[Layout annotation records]
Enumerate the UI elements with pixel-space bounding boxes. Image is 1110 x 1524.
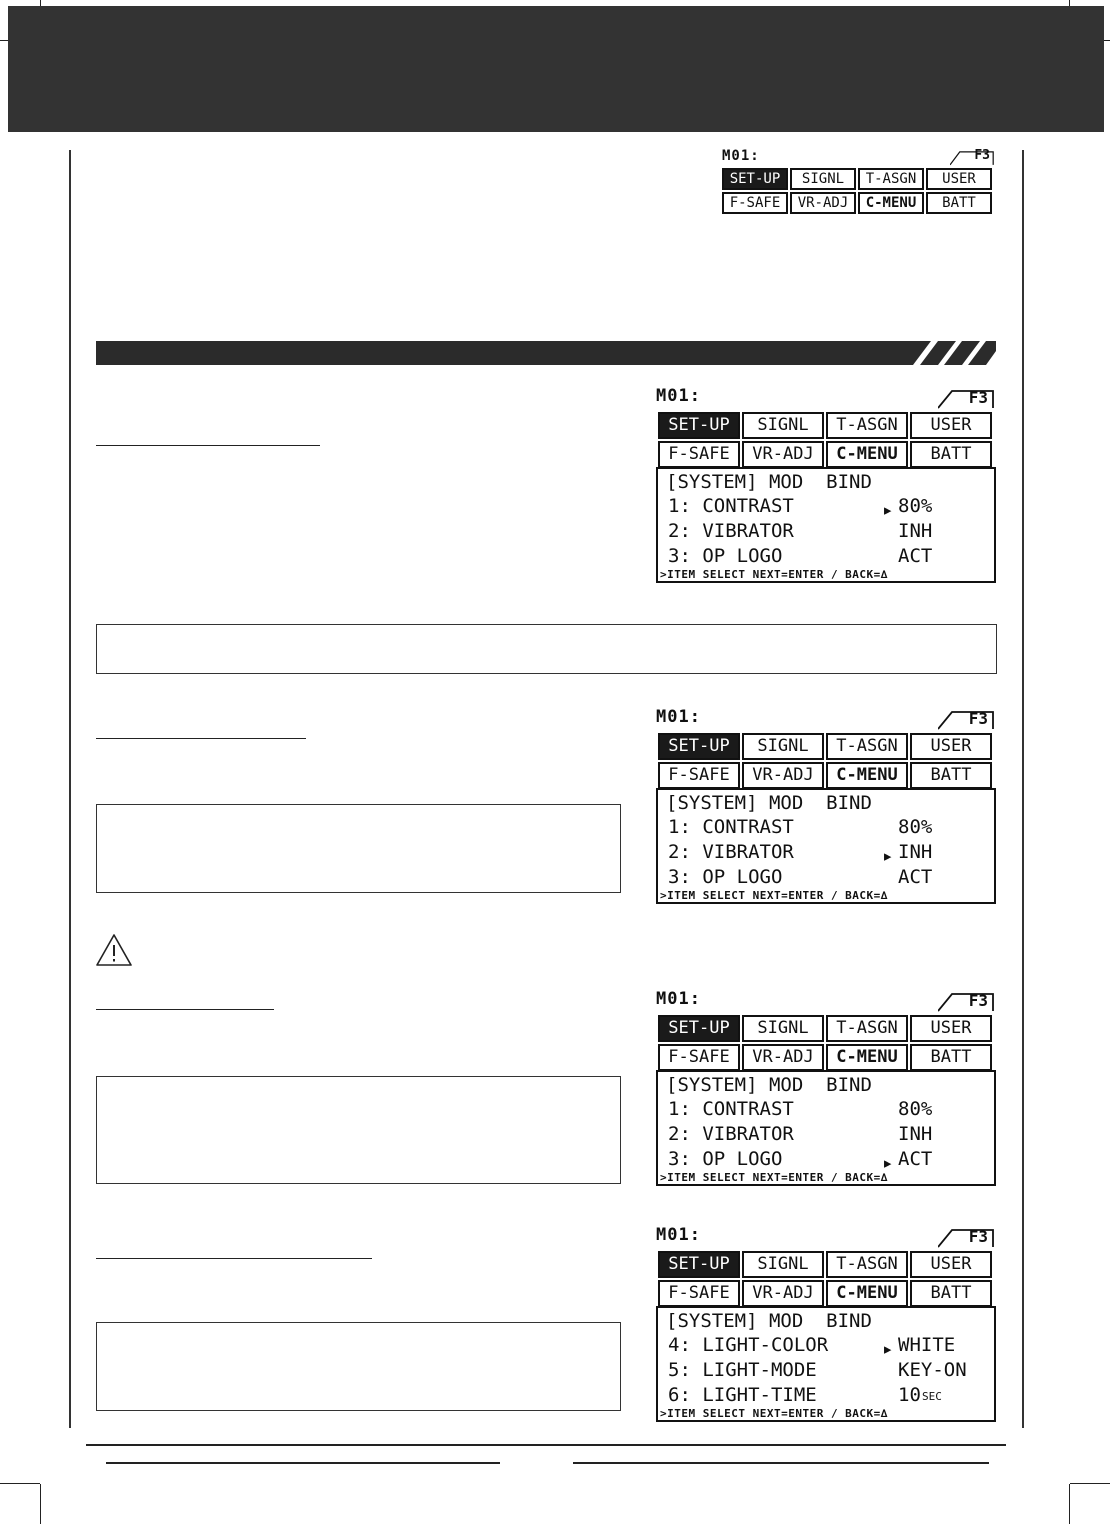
setting-row-value[interactable]: 80%: [898, 816, 933, 838]
menu-batt[interactable]: BATT: [926, 192, 992, 214]
menu-vr-adj[interactable]: VR-ADJ: [790, 192, 856, 214]
system-panel: [656, 1306, 996, 1422]
subheading-underline: [96, 445, 320, 446]
footer-rule-right: [573, 1462, 989, 1464]
menu-signl[interactable]: SIGNL: [742, 1251, 824, 1278]
setting-row-label[interactable]: 4: LIGHT-COLOR: [668, 1334, 829, 1356]
note-box: [96, 1322, 621, 1411]
menu-batt[interactable]: BATT: [910, 1044, 992, 1071]
menu-signl[interactable]: SIGNL: [790, 168, 856, 190]
f3-label: F3: [968, 991, 988, 1010]
f3-label: F3: [968, 388, 988, 407]
key-hint: >ITEM SELECT NEXT=ENTER / BACK=∆: [660, 889, 888, 902]
menu-t-asgn[interactable]: T-ASGN: [826, 733, 908, 760]
header-band: [8, 6, 1104, 132]
setting-row-unit: SEC: [922, 1390, 942, 1403]
setting-row-label[interactable]: 3: OP LOGO: [668, 1148, 783, 1170]
menu-user[interactable]: USER: [910, 733, 992, 760]
menu-c-menu[interactable]: C-MENU: [858, 192, 924, 214]
menu-setup[interactable]: SET-UP: [658, 733, 740, 760]
menu-vr-adj[interactable]: VR-ADJ: [742, 1044, 824, 1071]
menu-t-asgn[interactable]: T-ASGN: [826, 412, 908, 439]
subheading-underline: [96, 1009, 274, 1010]
key-hint: >ITEM SELECT NEXT=ENTER / BACK=∆: [660, 1407, 888, 1420]
menu-f-safe[interactable]: F-SAFE: [658, 1044, 740, 1071]
subheading-underline: [96, 738, 306, 739]
menu-signl[interactable]: SIGNL: [742, 1015, 824, 1042]
menu-f-safe[interactable]: F-SAFE: [658, 1280, 740, 1307]
setting-row-value[interactable]: 80%: [898, 1098, 933, 1120]
menu-c-menu[interactable]: C-MENU: [826, 1044, 908, 1071]
note-box: [96, 804, 621, 893]
menu-c-menu[interactable]: C-MENU: [826, 762, 908, 789]
left-margin-line: [69, 150, 71, 1428]
cursor-arrow-icon: ▸: [882, 1338, 894, 1360]
setting-row-label[interactable]: 1: CONTRAST: [668, 495, 794, 517]
menu-c-menu[interactable]: C-MENU: [826, 1280, 908, 1307]
crop-mark: [1070, 1483, 1110, 1484]
footer-rule: [86, 1444, 1006, 1446]
cursor-arrow-icon: ▸: [882, 1152, 894, 1174]
menu-c-menu[interactable]: C-MENU: [826, 441, 908, 468]
menu-user[interactable]: USER: [910, 1015, 992, 1042]
menu-user[interactable]: USER: [910, 412, 992, 439]
cursor-arrow-icon: ▸: [882, 499, 894, 521]
menu-vr-adj[interactable]: VR-ADJ: [742, 762, 824, 789]
menu-signl[interactable]: SIGNL: [742, 733, 824, 760]
right-margin-line: [1022, 150, 1024, 1428]
setting-row-value[interactable]: INH: [898, 520, 933, 542]
model-label: M01:: [656, 386, 701, 406]
setting-row-label[interactable]: 2: VIBRATOR: [668, 1123, 794, 1145]
section-header-bar: [96, 341, 996, 365]
setting-row-value[interactable]: WHITE: [898, 1334, 956, 1356]
menu-setup[interactable]: SET-UP: [658, 412, 740, 439]
setting-row-value[interactable]: ACT: [898, 866, 933, 888]
panel-header: [SYSTEM] MOD BIND: [666, 1074, 872, 1096]
warning-triangle-icon: [95, 933, 133, 967]
menu-user[interactable]: USER: [926, 168, 992, 190]
subheading-underline: [96, 1258, 372, 1259]
menu-vr-adj[interactable]: VR-ADJ: [742, 441, 824, 468]
setting-row-label[interactable]: 1: CONTRAST: [668, 1098, 794, 1120]
panel-header: [SYSTEM] MOD BIND: [666, 792, 872, 814]
setting-row-value[interactable]: 80%: [898, 495, 933, 517]
panel-header: [SYSTEM] MOD BIND: [666, 1310, 872, 1332]
setting-row-value[interactable]: ACT: [898, 1148, 933, 1170]
f3-label: F3: [968, 1227, 988, 1246]
footer-rule-left: [106, 1462, 500, 1464]
setting-row-label[interactable]: 1: CONTRAST: [668, 816, 794, 838]
model-label: M01:: [656, 707, 701, 727]
menu-t-asgn[interactable]: T-ASGN: [826, 1251, 908, 1278]
menu-batt[interactable]: BATT: [910, 762, 992, 789]
menu-setup[interactable]: SET-UP: [658, 1015, 740, 1042]
system-panel: [656, 788, 996, 904]
model-label: M01:: [656, 1225, 701, 1245]
f3-label: F3: [968, 709, 988, 728]
setting-row-label[interactable]: 3: OP LOGO: [668, 866, 783, 888]
panel-header: [SYSTEM] MOD BIND: [666, 471, 872, 493]
setting-row-value[interactable]: KEY-ON: [898, 1359, 967, 1381]
menu-vr-adj[interactable]: VR-ADJ: [742, 1280, 824, 1307]
menu-t-asgn[interactable]: T-ASGN: [858, 168, 924, 190]
menu-f-safe[interactable]: F-SAFE: [722, 192, 788, 214]
crop-mark: [40, 1484, 41, 1524]
setting-row-value[interactable]: ACT: [898, 545, 933, 567]
menu-signl[interactable]: SIGNL: [742, 412, 824, 439]
setting-row-value[interactable]: INH: [898, 1123, 933, 1145]
note-box: [96, 1076, 621, 1184]
f3-label: F3: [974, 148, 990, 163]
model-label: M01:: [656, 989, 701, 1009]
crop-mark: [1069, 1484, 1070, 1524]
menu-setup[interactable]: SET-UP: [658, 1251, 740, 1278]
system-panel: [656, 1070, 996, 1186]
note-box: [96, 624, 997, 674]
setting-row-label[interactable]: 2: VIBRATOR: [668, 520, 794, 542]
setting-row-value[interactable]: INH: [898, 841, 933, 863]
setting-row-label[interactable]: 5: LIGHT-MODE: [668, 1359, 817, 1381]
model-label: M01:: [722, 148, 760, 164]
crop-mark: [0, 1483, 40, 1484]
menu-f-safe[interactable]: F-SAFE: [658, 441, 740, 468]
setting-row-label[interactable]: 3: OP LOGO: [668, 545, 783, 567]
key-hint: >ITEM SELECT NEXT=ENTER / BACK=∆: [660, 1171, 888, 1184]
menu-t-asgn[interactable]: T-ASGN: [826, 1015, 908, 1042]
setting-row-value[interactable]: 10: [898, 1384, 921, 1406]
menu-batt[interactable]: BATT: [910, 1280, 992, 1307]
menu-setup[interactable]: SET-UP: [722, 168, 788, 190]
key-hint: >ITEM SELECT NEXT=ENTER / BACK=∆: [660, 568, 888, 581]
cursor-arrow-icon: ▸: [882, 845, 894, 867]
setting-row-label[interactable]: 6: LIGHT-TIME: [668, 1384, 817, 1406]
menu-user[interactable]: USER: [910, 1251, 992, 1278]
system-panel: [656, 467, 996, 583]
setting-row-label[interactable]: 2: VIBRATOR: [668, 841, 794, 863]
menu-f-safe[interactable]: F-SAFE: [658, 762, 740, 789]
menu-batt[interactable]: BATT: [910, 441, 992, 468]
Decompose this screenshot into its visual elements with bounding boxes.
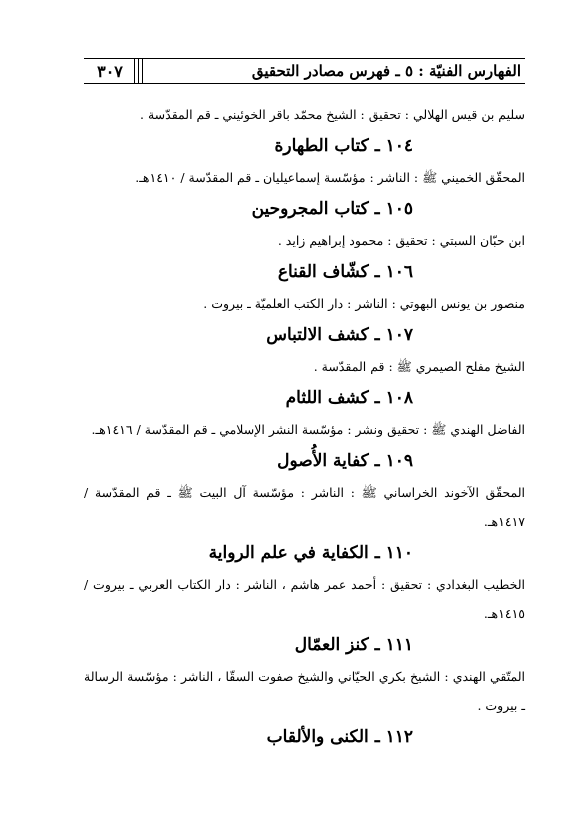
entry-citation: منصور بن يونس البهوتي : الناشر : دار الكتب العلميّة ـ بيروت .: [203, 296, 525, 311]
entry-title: ١٠٤ ـ كتاب الطهارة: [274, 136, 413, 156]
entry-citation: ابن حبّان السبتي : تحقيق : محمود إبراهيم زايد .: [277, 233, 525, 248]
header-top-rule: [84, 58, 525, 59]
entry-citation: سليم بن قيس الهلالي : تحقيق : الشيخ محمّد باقر الخوئيني ـ قم المقدّسة .: [140, 107, 525, 122]
entry-title: ١٠٩ ـ كفاية الأُصول: [277, 451, 413, 471]
header-divider: [138, 58, 139, 84]
entry-title: ١١٢ ـ الكنى والألقاب: [266, 727, 413, 747]
bibliography-body: [84, 100, 525, 754]
header-bottom-rule: [84, 83, 525, 84]
page-number: ٣٠٧: [97, 62, 123, 81]
entry-title: ١٠٥ ـ كتاب المجروحين: [251, 199, 413, 219]
page-header: [84, 58, 525, 84]
entry-title: ١٠٦ ـ كشّاف القناع: [277, 262, 413, 282]
entry-citation: المتّقي الهندي : الشيخ بكري الحيّاني والشيخ صفوت السقّا ، الناشر : مؤسّسة الرسالة ـ بيروت .: [84, 669, 525, 713]
entry-title: ١٠٧ ـ كشف الالتباس: [266, 325, 413, 345]
entry-title: ١١٠ ـ الكفاية في علم الرواية: [208, 543, 413, 563]
header-divider: [134, 58, 135, 84]
entry-citation: الشيخ مفلح الصيمري ﷺ : قم المقدّسة .: [313, 359, 525, 374]
entry-citation: الخطيب البغدادي : تحقيق : أحمد عمر هاشم ، الناشر : دار الكتاب العربي ـ بيروت / ١٤١٥هـ.: [84, 577, 525, 621]
entry-citation: الفاضل الهندي ﷺ : تحقيق ونشر : مؤسّسة النشر الإسلامي ـ قم المقدّسة / ١٤١٦هـ.: [91, 422, 525, 437]
running-title: الفهارس الفنيّة : ٥ ـ فهرس مصادر التحقيق: [251, 62, 521, 80]
entry-citation: المحقّق الآخوند الخراساني ﷺ : الناشر : مؤسّسة آل البيت ﷺ ـ قم المقدّسة / ١٤١٧هـ.: [84, 485, 525, 529]
entry-citation: المحقّق الخميني ﷺ : الناشر : مؤسّسة إسماعيليان ـ قم المقدّسة / ١٤١٠هـ.: [135, 170, 525, 185]
entry-title: ١٠٨ ـ كشف اللثام: [285, 388, 413, 408]
header-divider: [142, 58, 143, 84]
entry-title: ١١١ ـ كنز العمّال: [294, 635, 413, 655]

▶ _Set exercise_:
Give again, without any change, the lines from the line with "entry-citation: منصور بن" to the line with "header-bottom-rule: [84, 83, 525, 84]".

▶ _Solution to this task_:
entry-citation: منصور بن يونس البهوتي : الناشر : دار الكتب العلميّة ـ بيروت .: [203, 296, 525, 311]
entry-title: ١٠٤ ـ كتاب الطهارة: [274, 136, 413, 156]
entry-citation: ابن حبّان السبتي : تحقيق : محمود إبراهيم زايد .: [277, 233, 525, 248]
header-top-rule: [84, 58, 525, 59]
entry-citation: سليم بن قيس الهلالي : تحقيق : الشيخ محمّد باقر الخوئيني ـ قم المقدّسة .: [140, 107, 525, 122]
entry-title: ١٠٩ ـ كفاية الأُصول: [277, 451, 413, 471]
header-divider: [138, 58, 139, 84]
entry-title: ١١٢ ـ الكنى والألقاب: [266, 727, 413, 747]
bibliography-body: [84, 100, 525, 754]
header-bottom-rule: [84, 83, 525, 84]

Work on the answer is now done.